## Your goal:
Write out all lines holding the word "відносини".

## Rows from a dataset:
• • • •

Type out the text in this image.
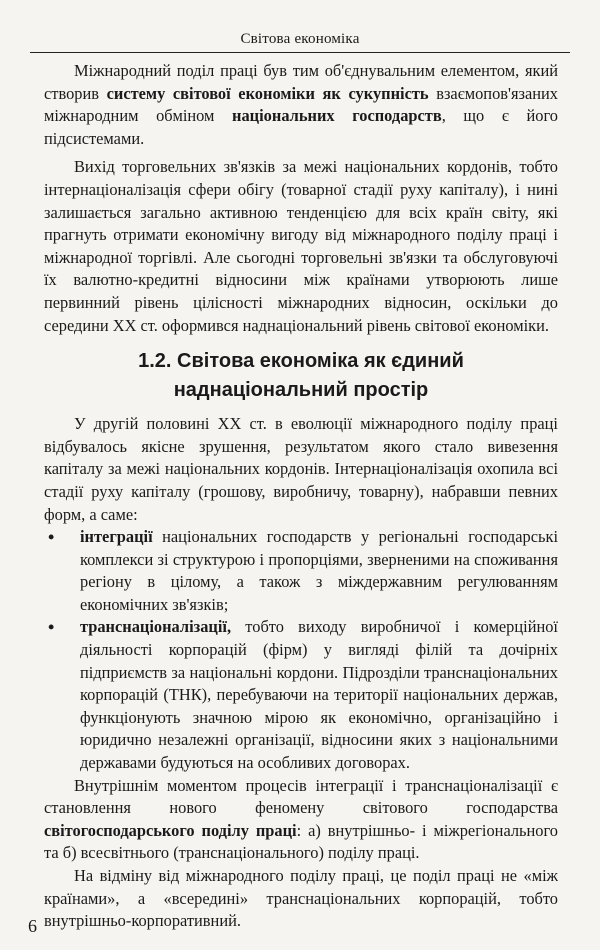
Світова економіка

Міжнародний поділ праці був тим об'єднувальним елементом, який створив систему світової економіки як сукупність взаємопов'язаних міжнародним обміном національних господарств, що є його підсистемами.

Вихід торговельних зв'язків за межі національних кордонів, тобто інтернаціоналізація сфери обігу (товарної стадії руху капіталу), і нині залишається загально активною тенденцією для всіх країн світу, які прагнуть отримати економічну вигоду від міжнародного поділу праці і міжнародної торгівлі. Але сьогодні торговельні зв'язки та обслуговуючі їх валютно-кредитні відносини між країнами утворюють лише первинний рівень цілісності міжнародних відносин, оскільки до середини XX ст. оформився наднаціональний рівень світової економіки.

1.2. Світова економіка як єдиний
наднаціональний простір

У другій половині XX ст. в еволюції міжнародного поділу праці відбувалось якісне зрушення, результатом якого стало вивезення капіталу за межі національних кордонів. Інтернаціоналізація охопила всі стадії руху капіталу (грошову, виробничу, товарну), набравши певних форм, а саме:

• інтеграції національних господарств у регіональні господарські комплекси зі структурою і пропорціями, зверненими на споживання регіону в цілому, а також з міждержавним регулюванням економічних зв'язків;
• транснаціоналізації, тобто виходу виробничої і комерційної діяльності корпорацій (фірм) у вигляді філій та дочірніх підприємств за національні кордони. Підрозділи транснаціональних корпорацій (ТНК), перебуваючи на території національних держав, функціонують значною мірою як економічно, організаційно і юридично незалежні організації, відносини яких з національними державами будуються на особливих договорах.

Внутрішнім моментом процесів інтеграції і транснаціоналізації є становлення нового феномену світового господарства світогосподарського поділу праці: а) внутрішньо- і міжрегіонального та б) всесвітнього (транснаціонального) поділу праці.

На відміну від міжнародного поділу праці, це поділ праці не «між країнами», а «всередині» транснаціональних корпорацій, тобто внутрішньо-корпоративний.

6
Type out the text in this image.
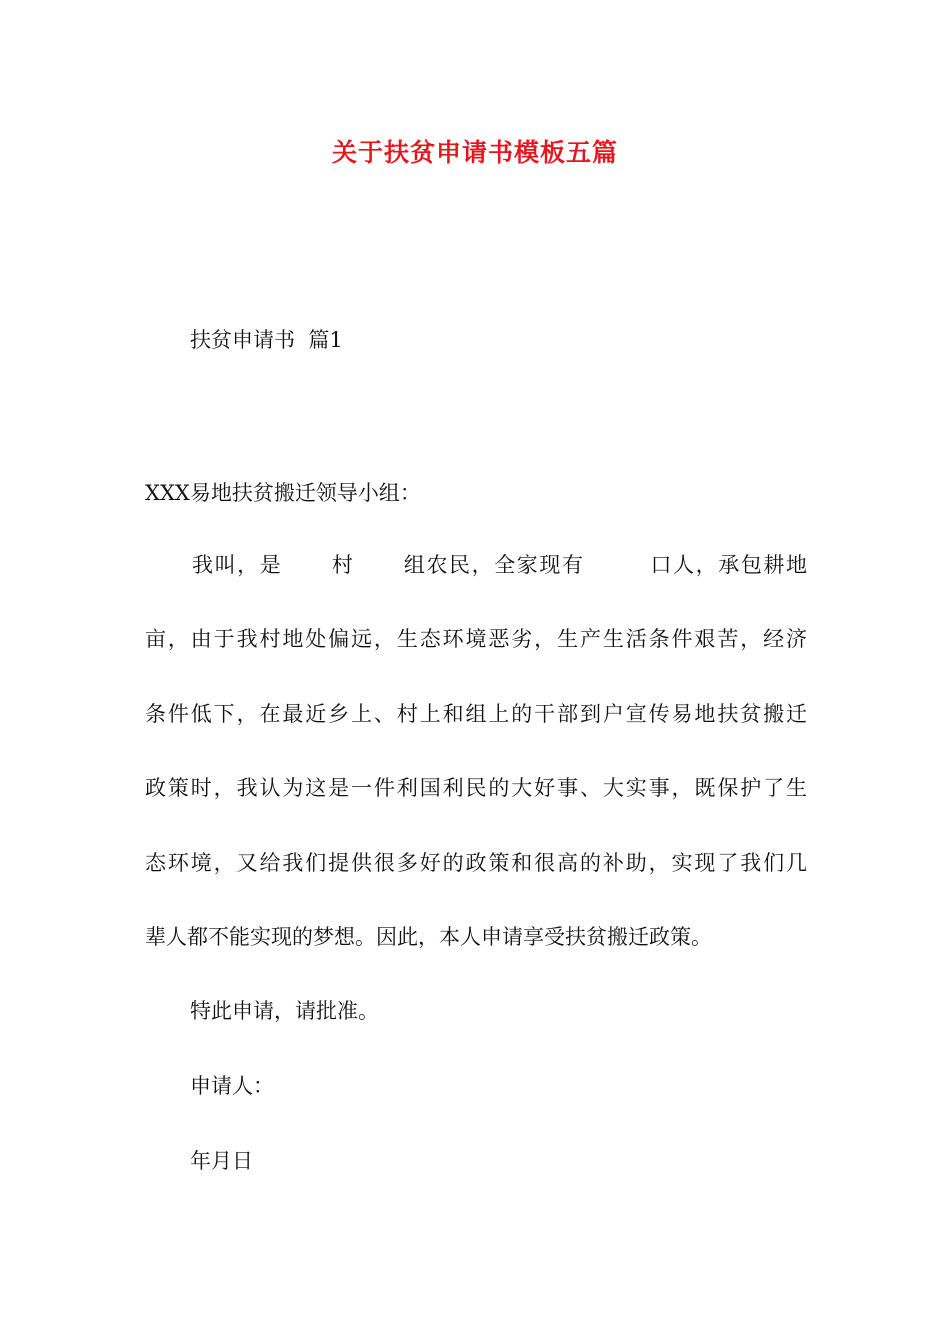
关于扶贫申请书模板五篇
扶贫申请书  篇1
XXX易地扶贫搬迁领导小组：
我叫，是      村      组农民，全家现有        口人，承包耕地
亩，由于我村地处偏远，生态环境恶劣，生产生活条件艰苦，经济
条件低下，在最近乡上、村上和组上的干部到户宣传易地扶贫搬迁
政策时，我认为这是一件利国利民的大好事、大实事，既保护了生
态环境，又给我们提供很多好的政策和很高的补助，实现了我们几
辈人都不能实现的梦想。因此，本人申请享受扶贫搬迁政策。
特此申请，请批准。
申请人：
年月日
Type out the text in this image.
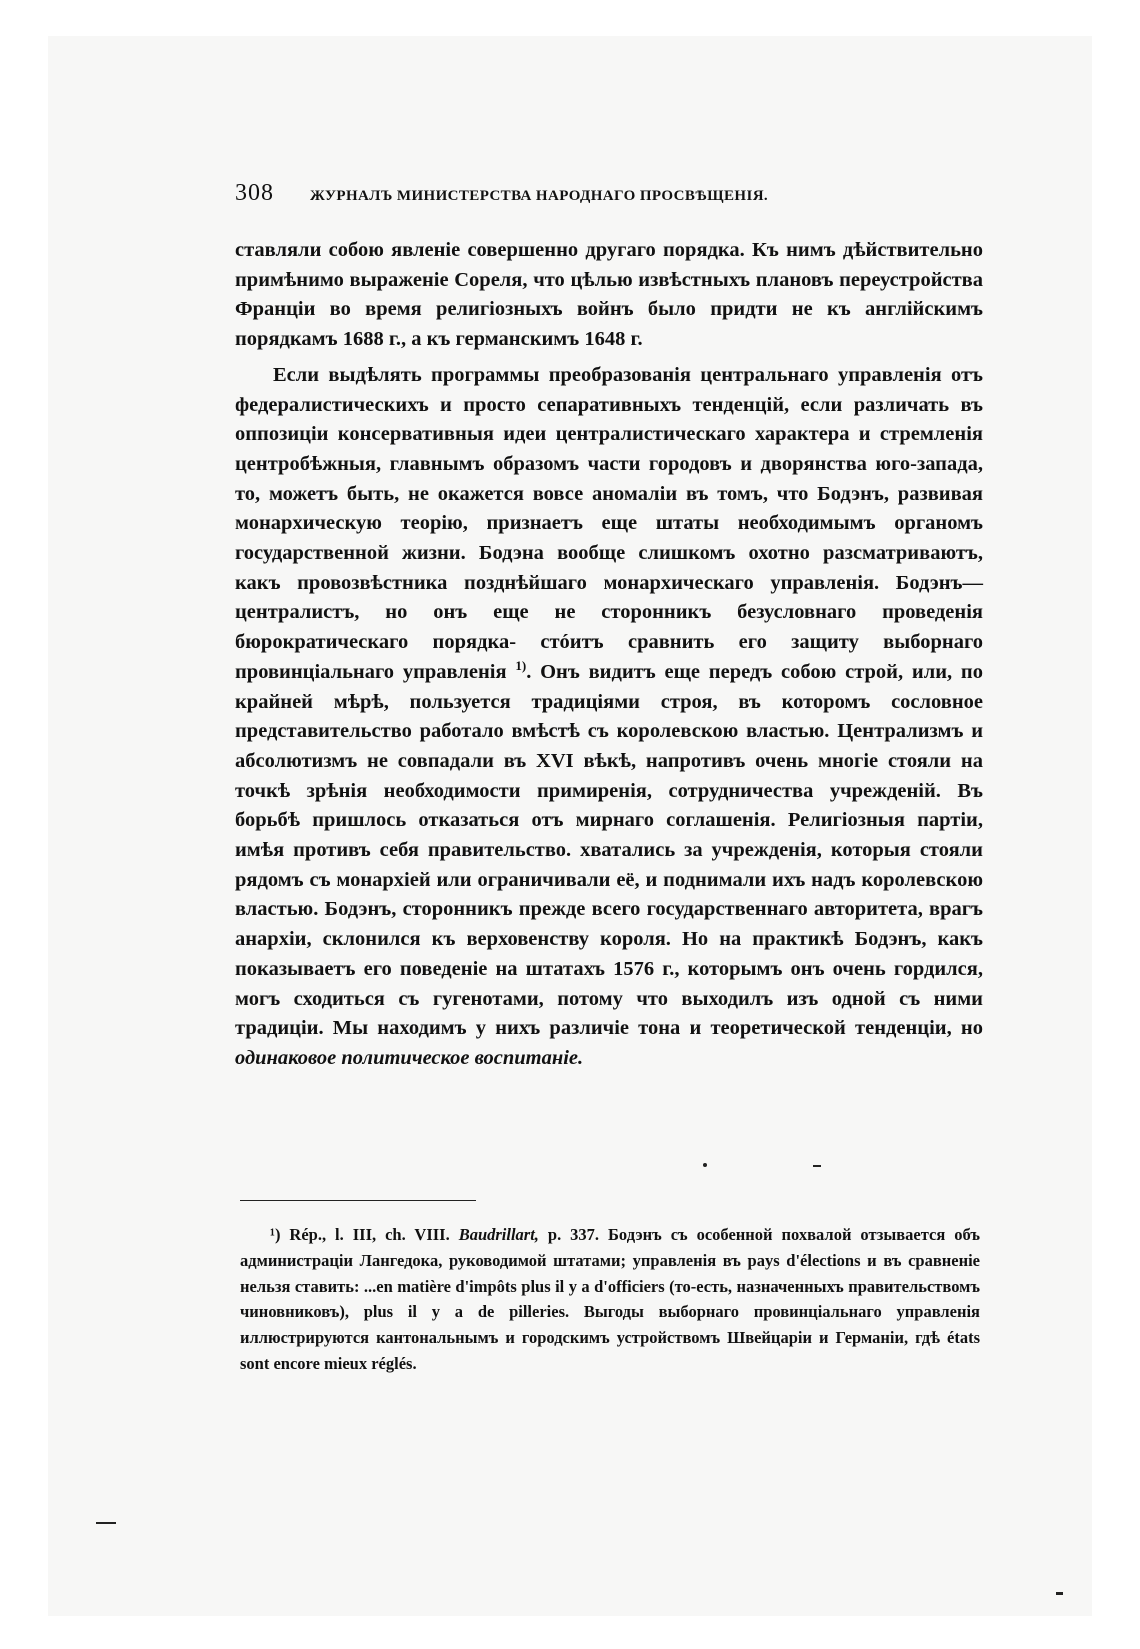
308 ЖУРНАЛЪ МИНИСТЕРСТВА НАРОДНАГО ПРОСВѢЩЕНІЯ.

ставляли собою явленіе совершенно другаго порядка. Къ нимъ дѣйствительно примѣнимо выраженіе Сореля, что цѣлью извѣстныхъ плановъ переустройства Франціи во время религіозныхъ войнъ было придти не къ англійскимъ порядкамъ 1688 г., а къ германскимъ 1648 г.

Если выдѣлять программы преобразованія центральнаго управленія отъ федералистическихъ и просто сепаративныхъ тенденцій, если различать въ оппозиціи консервативныя идеи централистическаго характера и стремленія центробѣжныя, главнымъ образомъ части городовъ и дворянства юго-запада, то, можетъ быть, не окажется вовсе аномаліи въ томъ, что Бодэнъ, развивая монархическую теорію, признаетъ еще штаты необходимымъ органомъ государственной жизни. Бодэна вообще слишкомъ охотно разсматриваютъ, какъ провозвѣстника позднѣйшаго монархическаго управленія. Бодэнъ—централистъ, но онъ еще не сторонникъ безусловнаго проведенія бюрократическаго порядка- стóитъ сравнить его защиту выборнаго провинціальнаго управленія $^{1)}$. Онъ видитъ еще передъ собою строй, или, по крайней мѣрѣ, пользуется традиціями строя, въ которомъ сословное представительство работало вмѣстѣ съ королевскою властью. Централизмъ и абсолютизмъ не совпадали въ XVI вѣкѣ, напротивъ очень многіе стояли на точкѣ зрѣнія необходимости примиренія, сотрудничества учрежденій. Въ борьбѣ пришлось отказаться отъ мирнаго соглашенія. Религіозныя партіи, имѣя противъ себя правительство. хватались за учрежденія, которыя стояли рядомъ съ монархіей или ограничивали её, и поднимали ихъ надъ королевскою властью. Бодэнъ, сторонникъ прежде всего государственнаго авторитета, врагъ анархіи, склонился къ верховенству короля. Но на практикѣ Бодэнъ, какъ показываетъ его поведеніе на штатахъ 1576 г., которымъ онъ очень гордился, могъ сходиться съ гугенотами, потому что выходилъ изъ одной съ ними традиціи. Мы находимъ у нихъ различіе тона и теоретической тенденціи, но одинаковое политическое воспитаніе.

¹) Rép., l. III, ch. VIII. Baudrillart, p. 337. Бодэнъ съ особенной похвалой отзывается объ администраціи Лангедока, руководимой штатами; управленія въ pays d'élections и въ сравненіе нельзя ставить: ...en matière d'impôts plus il y a d'officiers (то-есть, назначенныхъ правительствомъ чиновниковъ), plus il y a de pilleries. Выгоды выборнаго провинціальнаго управленія иллюстрируются кантональнымъ и городскимъ устройствомъ Швейцаріи и Германіи, гдѣ états sont encore mieux réglés.
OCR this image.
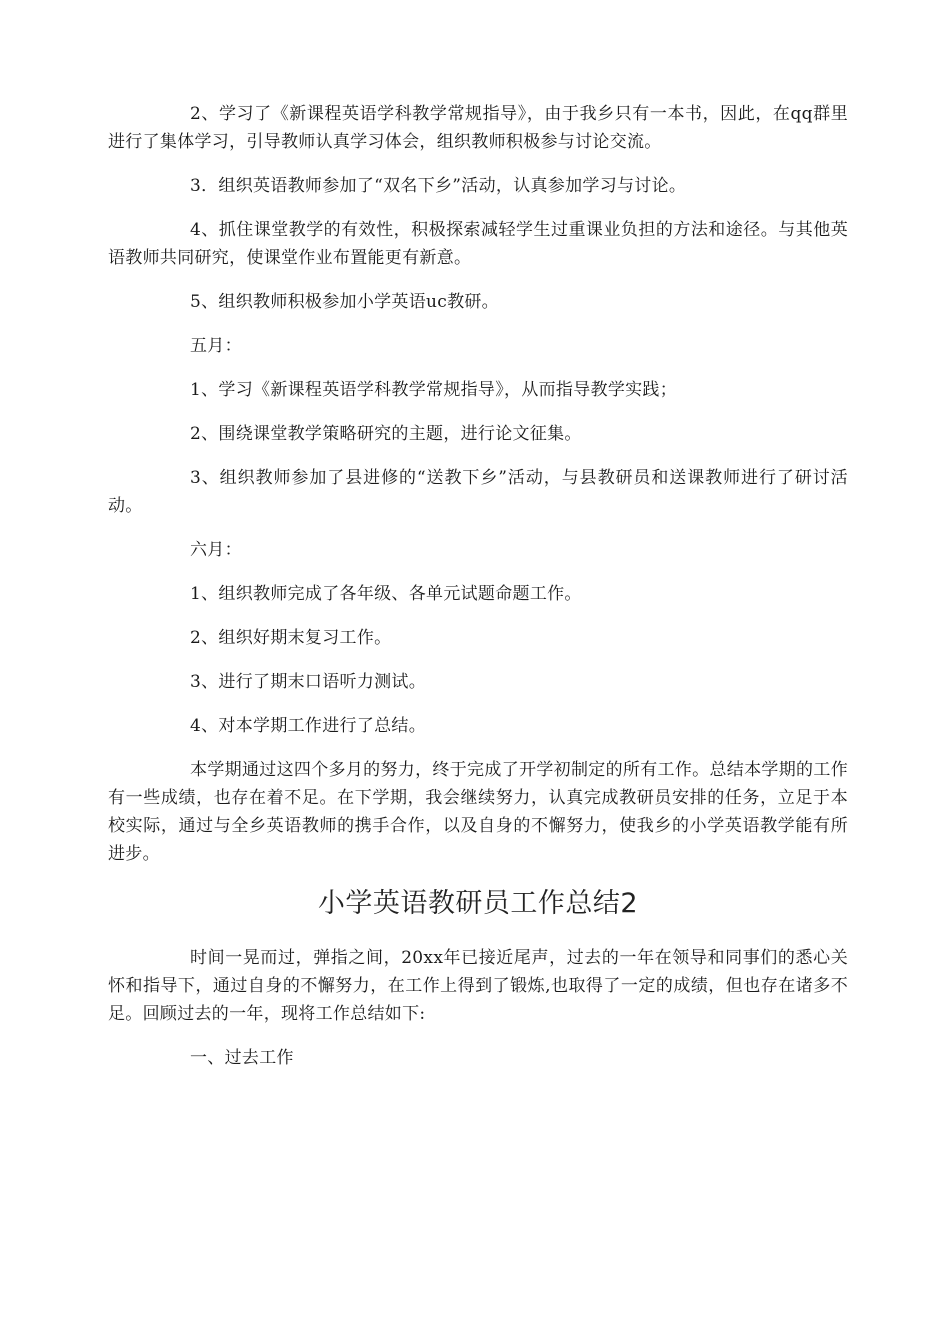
2、学习了《新课程英语学科教学常规指导》，由于我乡只有一本书，因此，在qq群里进行了集体学习，引导教师认真学习体会，组织教师积极参与讨论交流。

3．组织英语教师参加了“双名下乡”活动，认真参加学习与讨论。

4、抓住课堂教学的有效性，积极探索减轻学生过重课业负担的方法和途径。与其他英语教师共同研究，使课堂作业布置能更有新意。

5、组织教师积极参加小学英语uc教研。

五月：

1、学习《新课程英语学科教学常规指导》，从而指导教学实践；

2、围绕课堂教学策略研究的主题，进行论文征集。

3、组织教师参加了县进修的“送教下乡”活动，与县教研员和送课教师进行了研讨活动。

六月：

1、组织教师完成了各年级、各单元试题命题工作。

2、组织好期末复习工作。

3、进行了期末口语听力测试。

4、对本学期工作进行了总结。

本学期通过这四个多月的努力，终于完成了开学初制定的所有工作。总结本学期的工作有一些成绩，也存在着不足。在下学期，我会继续努力，认真完成教研员安排的任务，立足于本校实际，通过与全乡英语教师的携手合作，以及自身的不懈努力，使我乡的小学英语教学能有所进步。

小学英语教研员工作总结2

时间一晃而过，弹指之间，20xx年已接近尾声，过去的一年在领导和同事们的悉心关怀和指导下，通过自身的不懈努力，在工作上得到了锻炼,也取得了一定的成绩，但也存在诸多不足。回顾过去的一年，现将工作总结如下:

一、过去工作
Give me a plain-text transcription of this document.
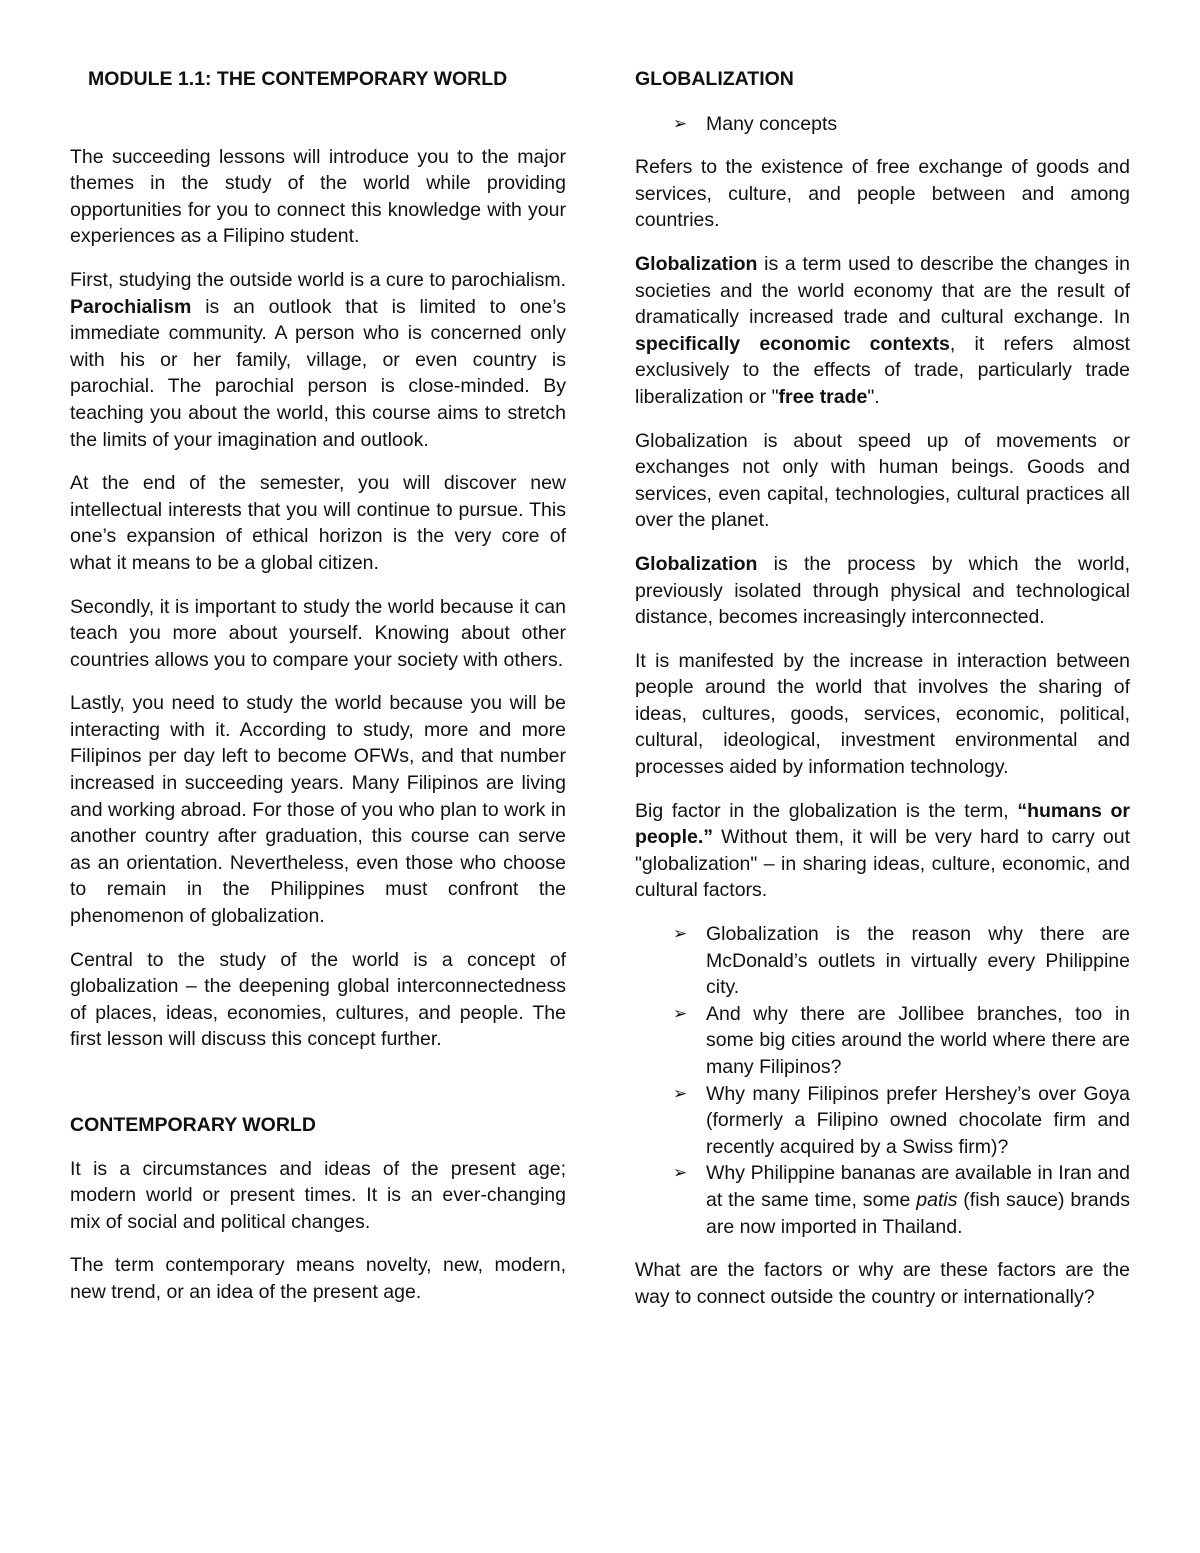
MODULE 1.1: THE CONTEMPORARY WORLD

The succeeding lessons will introduce you to the major themes in the study of the world while providing opportunities for you to connect this knowledge with your experiences as a Filipino student.

First, studying the outside world is a cure to parochialism. Parochialism is an outlook that is limited to one’s immediate community. A person who is concerned only with his or her family, village, or even country is parochial. The parochial person is close-minded. By teaching you about the world, this course aims to stretch the limits of your imagination and outlook.

At the end of the semester, you will discover new intellectual interests that you will continue to pursue. This one’s expansion of ethical horizon is the very core of what it means to be a global citizen.

Secondly, it is important to study the world because it can teach you more about yourself. Knowing about other countries allows you to compare your society with others.

Lastly, you need to study the world because you will be interacting with it. According to study, more and more Filipinos per day left to become OFWs, and that number increased in succeeding years. Many Filipinos are living and working abroad. For those of you who plan to work in another country after graduation, this course can serve as an orientation. Nevertheless, even those who choose to remain in the Philippines must confront the phenomenon of globalization.

Central to the study of the world is a concept of globalization – the deepening global interconnectedness of places, ideas, economies, cultures, and people. The first lesson will discuss this concept further.

CONTEMPORARY WORLD

It is a circumstances and ideas of the present age; modern world or present times. It is an ever-changing mix of social and political changes.

The term contemporary means novelty, new, modern, new trend, or an idea of the present age.

GLOBALIZATION
➢ Many concepts

Refers to the existence of free exchange of goods and services, culture, and people between and among countries.

Globalization is a term used to describe the changes in societies and the world economy that are the result of dramatically increased trade and cultural exchange. In specifically economic contexts, it refers almost exclusively to the effects of trade, particularly trade liberalization or "free trade".

Globalization is about speed up of movements or exchanges not only with human beings. Goods and services, even capital, technologies, cultural practices all over the planet.

Globalization is the process by which the world, previously isolated through physical and technological distance, becomes increasingly interconnected.

It is manifested by the increase in interaction between people around the world that involves the sharing of ideas, cultures, goods, services, economic, political, cultural, ideological, investment environmental and processes aided by information technology.

Big factor in the globalization is the term, “humans or people.” Without them, it will be very hard to carry out "globalization" – in sharing ideas, culture, economic, and cultural factors.

➢ Globalization is the reason why there are McDonald’s outlets in virtually every Philippine city.
➢ And why there are Jollibee branches, too in some big cities around the world where there are many Filipinos?
➢ Why many Filipinos prefer Hershey’s over Goya (formerly a Filipino owned chocolate firm and recently acquired by a Swiss firm)?
➢ Why Philippine bananas are available in Iran and at the same time, some patis (fish sauce) brands are now imported in Thailand.

What are the factors or why are these factors are the way to connect outside the country or internationally?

• • • •

## Expected answer:
Вихід торговельних зв'язків за межі національних кордонів, тобто інтернаціоналізація сфери обігу (товарної стадії руху капіталу), і нині залишається загально активною тенденцією для всіх країн світу, які прагнуть отримати економічну вигоду від міжнародного поділу праці і міжнародної торгівлі. Але сьогодні торговельні зв'язки та обслуговуючі їх валютно-кредитні відносини між країнами утворюють лише первинний рівень цілісності міжнародних відносин, оскільки до середини XX ст. оформився наднаціональний рівень світової економіки.
• транснаціоналізації, тобто виходу виробничої і комерційної діяльності корпорацій (фірм) у вигляді філій та дочірніх підприємств за національні кордони. Підрозділи транснаціональних корпорацій (ТНК), перебуваючи на території національних держав, функціонують значною мірою як економічно, організаційно і юридично незалежні організації, відносини яких з національними державами будуються на особливих договорах.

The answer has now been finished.